[Excerpted records]

--- start ---

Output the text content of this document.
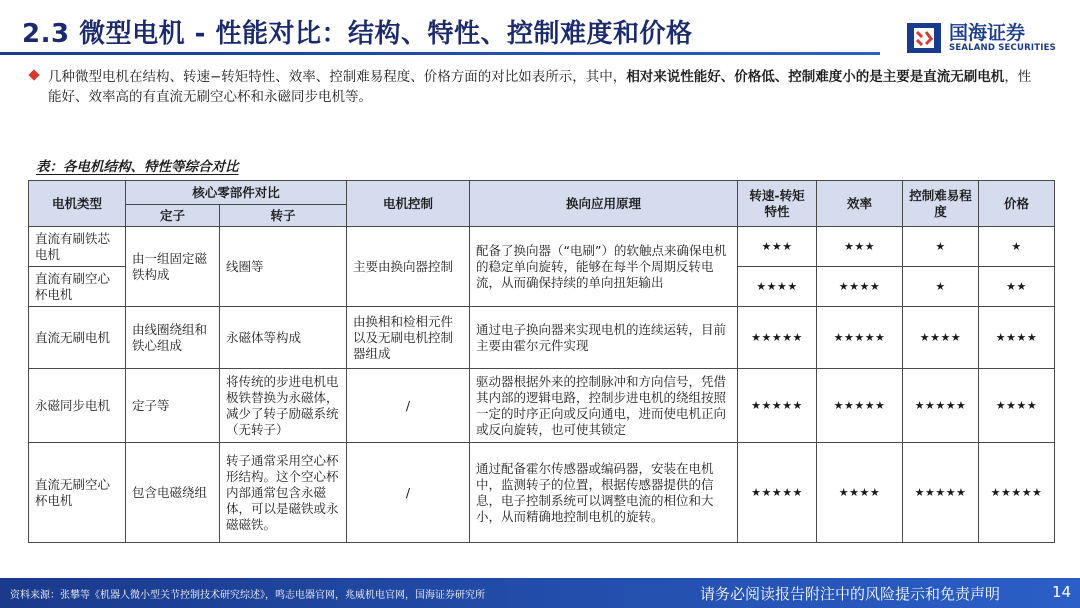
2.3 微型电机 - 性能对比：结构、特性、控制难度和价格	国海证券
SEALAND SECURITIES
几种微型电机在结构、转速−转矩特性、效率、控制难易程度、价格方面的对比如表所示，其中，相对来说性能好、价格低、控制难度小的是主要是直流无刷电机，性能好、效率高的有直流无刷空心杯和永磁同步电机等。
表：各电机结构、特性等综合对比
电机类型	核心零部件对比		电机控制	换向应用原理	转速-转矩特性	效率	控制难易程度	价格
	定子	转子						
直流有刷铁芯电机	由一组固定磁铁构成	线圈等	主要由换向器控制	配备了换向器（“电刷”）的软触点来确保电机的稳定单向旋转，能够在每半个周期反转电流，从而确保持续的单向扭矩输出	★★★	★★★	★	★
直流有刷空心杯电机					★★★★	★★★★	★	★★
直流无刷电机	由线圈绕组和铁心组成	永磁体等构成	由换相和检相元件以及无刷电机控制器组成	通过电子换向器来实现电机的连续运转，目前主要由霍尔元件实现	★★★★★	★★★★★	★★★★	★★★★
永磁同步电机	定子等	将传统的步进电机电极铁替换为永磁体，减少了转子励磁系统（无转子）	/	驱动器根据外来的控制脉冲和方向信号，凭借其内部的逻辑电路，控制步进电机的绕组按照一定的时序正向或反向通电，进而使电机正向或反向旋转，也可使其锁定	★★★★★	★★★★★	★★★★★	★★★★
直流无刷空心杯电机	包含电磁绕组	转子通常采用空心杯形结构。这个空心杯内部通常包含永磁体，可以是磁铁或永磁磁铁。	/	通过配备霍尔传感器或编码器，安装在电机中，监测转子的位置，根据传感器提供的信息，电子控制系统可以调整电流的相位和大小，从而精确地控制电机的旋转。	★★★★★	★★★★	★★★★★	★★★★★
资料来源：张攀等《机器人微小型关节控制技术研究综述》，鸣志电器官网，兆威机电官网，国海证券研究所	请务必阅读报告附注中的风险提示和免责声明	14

--- end ---

[Work to do]
Print the whole listing above once more, word for word, without its pictures.

[Answer to this problem]
Output the text content of this document.
2.3 微型电机 - 性能对比：结构、特性、控制难度和价格	国海证券
SEALAND SECURITIES
几种微型电机在结构、转速−转矩特性、效率、控制难易程度、价格方面的对比如表所示，其中，相对来说性能好、价格低、控制难度小的是主要是直流无刷电机，性能好、效率高的有直流无刷空心杯和永磁同步电机等。
表：各电机结构、特性等综合对比
电机类型	核心零部件对比		电机控制	换向应用原理	转速-转矩特性	效率	控制难易程度	价格
	定子	转子						
直流有刷铁芯电机	由一组固定磁铁构成	线圈等	主要由换向器控制	配备了换向器（“电刷”）的软触点来确保电机的稳定单向旋转，能够在每半个周期反转电流，从而确保持续的单向扭矩输出	★★★	★★★	★	★
直流有刷空心杯电机					★★★★	★★★★	★	★★
直流无刷电机	由线圈绕组和铁心组成	永磁体等构成	由换相和检相元件以及无刷电机控制器组成	通过电子换向器来实现电机的连续运转，目前主要由霍尔元件实现	★★★★★	★★★★★	★★★★	★★★★
永磁同步电机	定子等	将传统的步进电机电极铁替换为永磁体，减少了转子励磁系统（无转子）	/	驱动器根据外来的控制脉冲和方向信号，凭借其内部的逻辑电路，控制步进电机的绕组按照一定的时序正向或反向通电，进而使电机正向或反向旋转，也可使其锁定	★★★★★	★★★★★	★★★★★	★★★★
直流无刷空心杯电机	包含电磁绕组	转子通常采用空心杯形结构。这个空心杯内部通常包含永磁体，可以是磁铁或永磁磁铁。	/	通过配备霍尔传感器或编码器，安装在电机中，监测转子的位置，根据传感器提供的信息，电子控制系统可以调整电流的相位和大小，从而精确地控制电机的旋转。	★★★★★	★★★★	★★★★★	★★★★★
资料来源：张攀等《机器人微小型关节控制技术研究综述》，鸣志电器官网，兆威机电官网，国海证券研究所	请务必阅读报告附注中的风险提示和免责声明	14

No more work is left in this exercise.